:: 练习任务 1 ::
根据关于 Weaviate 设置的文本,回答下列问题:
(a) 在 WCS 中创建集群时,OIDC身份验证应如何设置?
(b) 创建的实例预计多久能准备就绪?
(c) 在"选项一 - 自托管"的代码中,url 设为什么?
:: 练习任务 2 ::
关于 Weaviate 设置的文本给出了在 WCS 中创建集群时使用的设置项。请列出全部设置项及其对应的值。
:: 练习任务 3 ::
请从关于 Weaviate 设置的文本的最后一句之后接着续写。

:: 所给文本 ::
#####

或者,您可以使用Weaviate云服务(WCS)来创建一个免费的Weaviate集群。 1. 创建一个免费账户并/或登录WCS 2. 使用以下设置创建一个Weaviate集群: * 沙箱:Sandbox Free * Weaviate版本:使用默认值(最新版本) * OIDC身份验证:已禁用 3. 您的实例应该在一两分钟内准备就绪 4. 记下集群ID。该链接将带您到您集群的完整路径(稍后您将需要连接到它)。它应该类似于:https://your-project-name-suffix.weaviate.network

# 选项一 - 自托管 - Weaviate 开源版 
client = weaviate.Client(
url="http://localhost:8080",
additional_headers={
"X-OpenAI-Api-Key": os.getenv("OPENAI_API_KEY")
}
)

# 选项二 - SaaS - (Weaviate 云服务)
client = weaviate.Client(
url="https://your-wcs-instance-name.weaviate.network",
additional_headers={
"X-OpenAI-Api-Key": os.getenv("OPENAI_API_KEY")
}
)

client.is_ready()

索引数据

在Weaviate中,您可以创建__模式__来捕获您将要搜索的每个实体。

#####

:: 数据记录 ::
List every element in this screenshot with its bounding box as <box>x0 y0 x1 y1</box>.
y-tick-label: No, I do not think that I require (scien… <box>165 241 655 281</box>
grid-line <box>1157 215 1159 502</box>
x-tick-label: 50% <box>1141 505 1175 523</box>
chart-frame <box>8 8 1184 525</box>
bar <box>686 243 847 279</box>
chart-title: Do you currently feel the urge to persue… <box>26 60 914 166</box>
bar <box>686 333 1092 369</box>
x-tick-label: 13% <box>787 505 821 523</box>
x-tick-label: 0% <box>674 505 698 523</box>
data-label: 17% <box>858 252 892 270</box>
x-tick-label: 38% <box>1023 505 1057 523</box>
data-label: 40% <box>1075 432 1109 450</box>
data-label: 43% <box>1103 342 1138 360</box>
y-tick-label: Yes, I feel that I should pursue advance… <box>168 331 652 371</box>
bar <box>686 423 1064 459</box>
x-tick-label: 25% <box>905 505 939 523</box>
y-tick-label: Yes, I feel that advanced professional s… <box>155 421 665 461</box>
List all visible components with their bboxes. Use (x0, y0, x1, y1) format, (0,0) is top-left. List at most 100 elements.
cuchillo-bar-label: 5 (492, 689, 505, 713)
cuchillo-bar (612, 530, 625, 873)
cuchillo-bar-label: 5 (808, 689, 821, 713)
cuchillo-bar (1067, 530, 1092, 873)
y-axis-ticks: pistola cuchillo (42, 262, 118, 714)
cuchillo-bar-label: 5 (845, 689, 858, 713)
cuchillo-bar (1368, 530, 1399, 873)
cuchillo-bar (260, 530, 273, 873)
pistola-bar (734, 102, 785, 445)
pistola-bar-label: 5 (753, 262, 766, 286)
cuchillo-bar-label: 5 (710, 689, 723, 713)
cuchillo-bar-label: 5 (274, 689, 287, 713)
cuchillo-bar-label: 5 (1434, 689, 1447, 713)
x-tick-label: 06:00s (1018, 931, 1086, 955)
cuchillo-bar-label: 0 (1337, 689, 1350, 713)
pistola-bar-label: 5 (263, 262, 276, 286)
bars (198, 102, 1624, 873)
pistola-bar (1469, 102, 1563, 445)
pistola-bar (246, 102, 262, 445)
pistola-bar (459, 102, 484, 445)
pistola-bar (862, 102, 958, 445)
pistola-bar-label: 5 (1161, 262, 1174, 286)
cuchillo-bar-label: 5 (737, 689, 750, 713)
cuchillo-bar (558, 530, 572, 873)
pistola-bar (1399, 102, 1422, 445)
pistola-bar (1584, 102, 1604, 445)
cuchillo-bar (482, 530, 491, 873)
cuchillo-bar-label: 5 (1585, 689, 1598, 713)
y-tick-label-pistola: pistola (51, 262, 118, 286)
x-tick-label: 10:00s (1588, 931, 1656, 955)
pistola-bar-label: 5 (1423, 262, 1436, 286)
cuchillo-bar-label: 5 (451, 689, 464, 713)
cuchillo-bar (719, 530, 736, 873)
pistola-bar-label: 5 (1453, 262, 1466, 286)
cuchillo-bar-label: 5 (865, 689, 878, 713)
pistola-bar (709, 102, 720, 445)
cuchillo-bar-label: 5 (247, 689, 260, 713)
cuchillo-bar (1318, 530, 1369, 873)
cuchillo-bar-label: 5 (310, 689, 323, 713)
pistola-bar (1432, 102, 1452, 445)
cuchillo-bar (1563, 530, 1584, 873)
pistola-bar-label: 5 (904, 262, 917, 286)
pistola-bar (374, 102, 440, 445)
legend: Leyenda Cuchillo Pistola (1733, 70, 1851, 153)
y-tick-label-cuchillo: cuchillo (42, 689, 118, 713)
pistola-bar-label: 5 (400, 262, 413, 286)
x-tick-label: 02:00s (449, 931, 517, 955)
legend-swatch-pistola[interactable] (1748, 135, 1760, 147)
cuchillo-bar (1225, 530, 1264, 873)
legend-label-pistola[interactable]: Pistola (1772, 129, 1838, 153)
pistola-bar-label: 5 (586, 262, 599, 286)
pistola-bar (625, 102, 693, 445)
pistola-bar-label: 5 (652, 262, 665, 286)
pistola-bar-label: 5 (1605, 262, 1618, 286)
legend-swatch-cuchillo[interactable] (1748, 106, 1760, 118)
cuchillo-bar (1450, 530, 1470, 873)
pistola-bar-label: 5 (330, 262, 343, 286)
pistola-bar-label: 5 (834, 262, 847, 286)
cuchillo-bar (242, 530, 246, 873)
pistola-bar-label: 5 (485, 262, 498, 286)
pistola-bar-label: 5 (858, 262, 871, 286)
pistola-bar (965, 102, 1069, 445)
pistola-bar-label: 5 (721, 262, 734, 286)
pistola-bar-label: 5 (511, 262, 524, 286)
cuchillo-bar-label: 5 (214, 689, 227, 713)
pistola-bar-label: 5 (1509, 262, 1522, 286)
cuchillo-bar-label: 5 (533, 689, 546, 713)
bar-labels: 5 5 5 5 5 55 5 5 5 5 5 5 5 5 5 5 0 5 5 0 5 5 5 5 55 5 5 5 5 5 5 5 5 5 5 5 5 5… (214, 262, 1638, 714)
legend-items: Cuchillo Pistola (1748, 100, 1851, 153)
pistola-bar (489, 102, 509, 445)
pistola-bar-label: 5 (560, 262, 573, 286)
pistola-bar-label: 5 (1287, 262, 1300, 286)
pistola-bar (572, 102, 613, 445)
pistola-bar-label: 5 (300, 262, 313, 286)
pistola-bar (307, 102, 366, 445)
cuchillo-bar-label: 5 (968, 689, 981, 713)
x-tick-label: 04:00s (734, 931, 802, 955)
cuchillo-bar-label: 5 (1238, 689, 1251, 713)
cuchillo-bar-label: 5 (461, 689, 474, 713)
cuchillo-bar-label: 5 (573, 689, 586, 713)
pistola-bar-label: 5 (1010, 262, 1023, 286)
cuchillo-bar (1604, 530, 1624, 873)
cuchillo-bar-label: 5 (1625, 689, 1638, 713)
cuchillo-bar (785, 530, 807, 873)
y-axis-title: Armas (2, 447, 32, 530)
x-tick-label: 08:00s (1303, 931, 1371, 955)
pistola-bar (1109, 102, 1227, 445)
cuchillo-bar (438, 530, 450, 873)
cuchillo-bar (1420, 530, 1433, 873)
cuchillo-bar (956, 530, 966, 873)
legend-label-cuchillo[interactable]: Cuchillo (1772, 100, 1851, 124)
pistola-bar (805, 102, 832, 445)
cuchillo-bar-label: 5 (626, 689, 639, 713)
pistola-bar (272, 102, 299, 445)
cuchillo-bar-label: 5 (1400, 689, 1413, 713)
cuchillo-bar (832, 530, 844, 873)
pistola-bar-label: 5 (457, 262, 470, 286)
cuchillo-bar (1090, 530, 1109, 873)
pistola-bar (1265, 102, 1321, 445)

#####

:: 参考答案 1 ::
(a) 已禁用
(b) 一两分钟内
(c) http://localhost:8080

:: 参考答案 2 ::
沙箱:Sandbox Free
Weaviate版本:使用默认值(最新版本)
OIDC身份验证:已禁用

:: 参考答案 3 ::
在本例中,我们将创建一个名为Article的模式,其中包括上面提到的title向量,以便我们可以通过它进行搜索。

接下来的几个步骤紧随Weaviate提供的文档这里

# 清理架构,以便我们能够重新创建它。
client.schema.delete_all()
client.schema.get()

# 定义Schema对象,对`title`和`content`字段使用`text-embedding-3-small`进行处理,但跳过`url`字段。
article_schema = {
"class": "Article",
"description": "A collection of articles",
"vectorizer": "text2vec-openai",
"moduleConfig": {
"text2vec-openai": {
"model": "ada",
"modelVersion": "002",
"type": "text"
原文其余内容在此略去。